(TASK DETAILS)
Return the records, each one exactly as written.

* start STORED DATA *

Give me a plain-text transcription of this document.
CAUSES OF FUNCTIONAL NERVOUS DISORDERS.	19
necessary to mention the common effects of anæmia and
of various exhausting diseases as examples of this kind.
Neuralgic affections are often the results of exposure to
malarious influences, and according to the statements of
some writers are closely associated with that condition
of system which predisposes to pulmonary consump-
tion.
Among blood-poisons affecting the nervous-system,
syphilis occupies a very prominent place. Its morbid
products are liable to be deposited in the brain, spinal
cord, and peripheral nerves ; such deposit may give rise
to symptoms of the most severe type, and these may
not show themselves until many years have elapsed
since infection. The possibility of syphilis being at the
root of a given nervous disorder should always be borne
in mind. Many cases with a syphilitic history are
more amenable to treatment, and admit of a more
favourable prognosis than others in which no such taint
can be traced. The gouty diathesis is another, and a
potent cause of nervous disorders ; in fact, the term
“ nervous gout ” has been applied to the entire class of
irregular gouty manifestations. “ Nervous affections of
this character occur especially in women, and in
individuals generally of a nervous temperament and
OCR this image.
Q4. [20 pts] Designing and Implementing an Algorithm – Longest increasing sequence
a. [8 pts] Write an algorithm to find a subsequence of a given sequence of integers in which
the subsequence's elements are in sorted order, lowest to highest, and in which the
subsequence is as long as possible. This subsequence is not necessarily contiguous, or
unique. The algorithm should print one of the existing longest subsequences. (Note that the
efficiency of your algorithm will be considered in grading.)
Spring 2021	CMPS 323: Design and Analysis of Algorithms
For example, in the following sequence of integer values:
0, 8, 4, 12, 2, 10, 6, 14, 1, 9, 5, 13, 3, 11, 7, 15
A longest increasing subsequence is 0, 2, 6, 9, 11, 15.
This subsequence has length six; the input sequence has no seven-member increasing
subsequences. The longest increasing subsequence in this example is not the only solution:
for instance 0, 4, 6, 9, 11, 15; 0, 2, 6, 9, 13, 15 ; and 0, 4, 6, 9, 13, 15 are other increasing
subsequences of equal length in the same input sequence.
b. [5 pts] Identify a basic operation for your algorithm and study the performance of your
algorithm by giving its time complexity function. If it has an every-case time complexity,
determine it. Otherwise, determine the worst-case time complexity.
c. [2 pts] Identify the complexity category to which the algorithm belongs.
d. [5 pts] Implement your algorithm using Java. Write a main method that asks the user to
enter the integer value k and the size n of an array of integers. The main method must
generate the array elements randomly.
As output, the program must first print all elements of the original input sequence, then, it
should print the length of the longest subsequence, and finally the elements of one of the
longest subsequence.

* end STORED DATA *

(CORRECT RESPONSE)
Give me a plain-text transcription of this document.
CAUSES OF FUNCTIONAL NERVOUS DISORDERS.	19
necessary to mention the common effects of anæmia and
of various exhausting diseases as examples of this kind.
Neuralgic affections are often the results of exposure to
malarious influences, and according to the statements of
some writers are closely associated with that condition
of system which predisposes to pulmonary consump-
tion.
Among blood-poisons affecting the nervous-system,
syphilis occupies a very prominent place. Its morbid
products are liable to be deposited in the brain, spinal
cord, and peripheral nerves ; such deposit may give rise
to symptoms of the most severe type, and these may
not show themselves until many years have elapsed
since infection. The possibility of syphilis being at the
root of a given nervous disorder should always be borne
in mind. Many cases with a syphilitic history are
more amenable to treatment, and admit of a more
favourable prognosis than others in which no such taint
can be traced. The gouty diathesis is another, and a
potent cause of nervous disorders ; in fact, the term
“ nervous gout ” has been applied to the entire class of
irregular gouty manifestations. “ Nervous affections of
this character occur especially in women, and in
individuals generally of a nervous temperament and
OCR this image.
Q4. [20 pts] Designing and Implementing an Algorithm – Longest increasing sequence
a. [8 pts] Write an algorithm to find a subsequence of a given sequence of integers in which
the subsequence's elements are in sorted order, lowest to highest, and in which the
subsequence is as long as possible. This subsequence is not necessarily contiguous, or
unique. The algorithm should print one of the existing longest subsequences. (Note that the
efficiency of your algorithm will be considered in grading.)
Spring 2021	CMPS 323: Design and Analysis of Algorithms
For example, in the following sequence of integer values:
0, 8, 4, 12, 2, 10, 6, 14, 1, 9, 5, 13, 3, 11, 7, 15
A longest increasing subsequence is 0, 2, 6, 9, 11, 15.
This subsequence has length six; the input sequence has no seven-member increasing
subsequences. The longest increasing subsequence in this example is not the only solution:
for instance 0, 4, 6, 9, 11, 15; 0, 2, 6, 9, 13, 15 ; and 0, 4, 6, 9, 13, 15 are other increasing
subsequences of equal length in the same input sequence.
b. [5 pts] Identify a basic operation for your algorithm and study the performance of your
algorithm by giving its time complexity function. If it has an every-case time complexity,
determine it. Otherwise, determine the worst-case time complexity.
c. [2 pts] Identify the complexity category to which the algorithm belongs.
d. [5 pts] Implement your algorithm using Java. Write a main method that asks the user to
enter the integer value k and the size n of an array of integers. The main method must
generate the array elements randomly.
As output, the program must first print all elements of the original input sequence, then, it
should print the length of the longest subsequence, and finally the elements of one of the
longest subsequence.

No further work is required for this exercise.